■ What the task asks
Give all the lines below again, exactly, with no pictures.

Items listed in a dataset:
* * * * * * *

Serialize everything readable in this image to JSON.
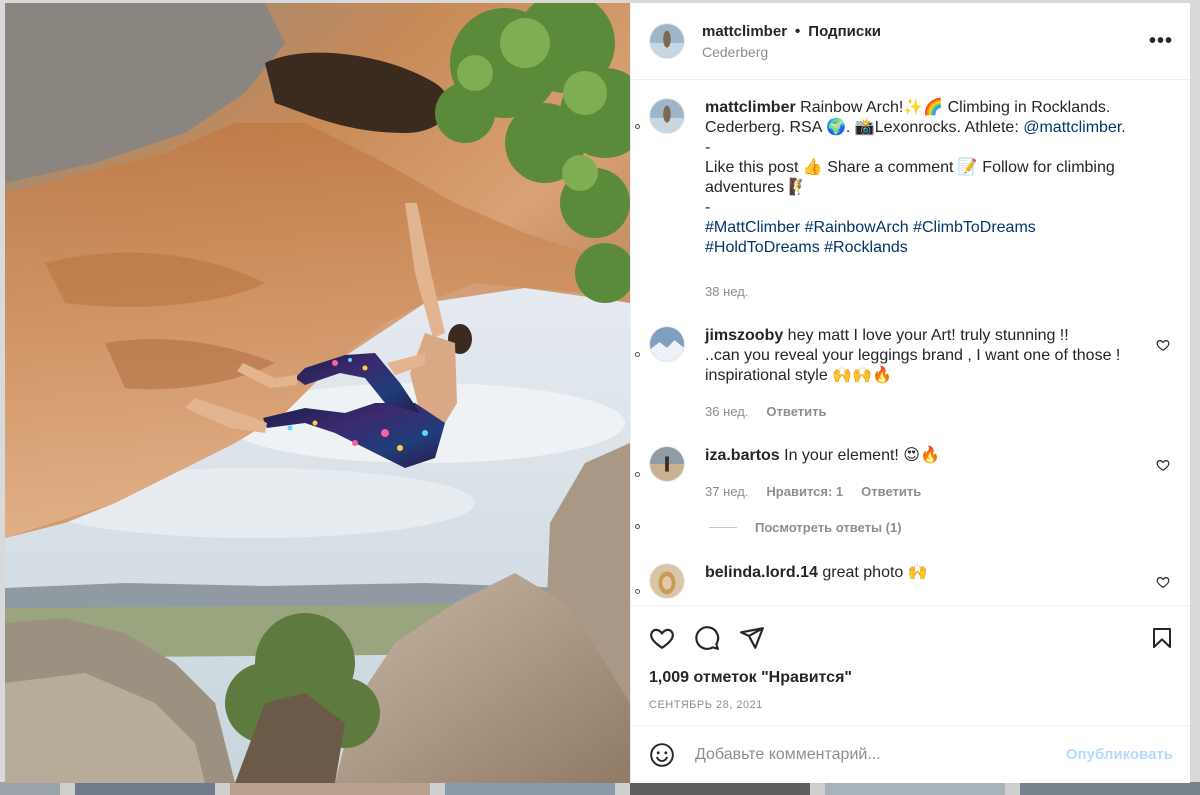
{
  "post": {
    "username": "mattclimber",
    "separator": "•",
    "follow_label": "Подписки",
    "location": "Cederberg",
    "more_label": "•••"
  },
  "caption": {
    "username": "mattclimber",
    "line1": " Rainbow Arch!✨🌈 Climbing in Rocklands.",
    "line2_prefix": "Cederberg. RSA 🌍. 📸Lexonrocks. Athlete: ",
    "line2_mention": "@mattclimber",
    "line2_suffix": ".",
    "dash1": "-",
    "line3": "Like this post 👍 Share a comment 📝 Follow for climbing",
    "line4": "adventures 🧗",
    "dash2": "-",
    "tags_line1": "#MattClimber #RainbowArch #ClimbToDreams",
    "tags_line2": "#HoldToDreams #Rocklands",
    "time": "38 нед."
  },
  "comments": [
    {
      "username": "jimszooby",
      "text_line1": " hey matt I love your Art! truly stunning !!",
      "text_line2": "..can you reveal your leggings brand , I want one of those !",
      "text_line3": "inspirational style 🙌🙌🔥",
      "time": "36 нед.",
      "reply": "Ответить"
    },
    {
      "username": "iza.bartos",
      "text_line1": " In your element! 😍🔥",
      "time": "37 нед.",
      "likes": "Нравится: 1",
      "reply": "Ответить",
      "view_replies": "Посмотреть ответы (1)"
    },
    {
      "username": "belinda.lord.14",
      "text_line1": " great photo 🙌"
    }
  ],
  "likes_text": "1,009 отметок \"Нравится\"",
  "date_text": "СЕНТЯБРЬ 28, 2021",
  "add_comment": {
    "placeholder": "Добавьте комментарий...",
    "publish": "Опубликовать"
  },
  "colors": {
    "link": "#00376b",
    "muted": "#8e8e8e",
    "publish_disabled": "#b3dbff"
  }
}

* * * * * * *

■ Solution for this problem
Serialize everything readable in this image to JSON.
{
  "post": {
    "username": "mattclimber",
    "separator": "•",
    "follow_label": "Подписки",
    "location": "Cederberg",
    "more_label": "•••"
  },
  "caption": {
    "username": "mattclimber",
    "line1": " Rainbow Arch!✨🌈 Climbing in Rocklands.",
    "line2_prefix": "Cederberg. RSA 🌍. 📸Lexonrocks. Athlete: ",
    "line2_mention": "@mattclimber",
    "line2_suffix": ".",
    "dash1": "-",
    "line3": "Like this post 👍 Share a comment 📝 Follow for climbing",
    "line4": "adventures 🧗",
    "dash2": "-",
    "tags_line1": "#MattClimber #RainbowArch #ClimbToDreams",
    "tags_line2": "#HoldToDreams #Rocklands",
    "time": "38 нед."
  },
  "comments": [
    {
      "username": "jimszooby",
      "text_line1": " hey matt I love your Art! truly stunning !!",
      "text_line2": "..can you reveal your leggings brand , I want one of those !",
      "text_line3": "inspirational style 🙌🙌🔥",
      "time": "36 нед.",
      "reply": "Ответить"
    },
    {
      "username": "iza.bartos",
      "text_line1": " In your element! 😍🔥",
      "time": "37 нед.",
      "likes": "Нравится: 1",
      "reply": "Ответить",
      "view_replies": "Посмотреть ответы (1)"
    },
    {
      "username": "belinda.lord.14",
      "text_line1": " great photo 🙌"
    }
  ],
  "likes_text": "1,009 отметок \"Нравится\"",
  "date_text": "СЕНТЯБРЬ 28, 2021",
  "add_comment": {
    "placeholder": "Добавьте комментарий...",
    "publish": "Опубликовать"
  },
  "colors": {
    "link": "#00376b",
    "muted": "#8e8e8e",
    "publish_disabled": "#b3dbff"
  }
}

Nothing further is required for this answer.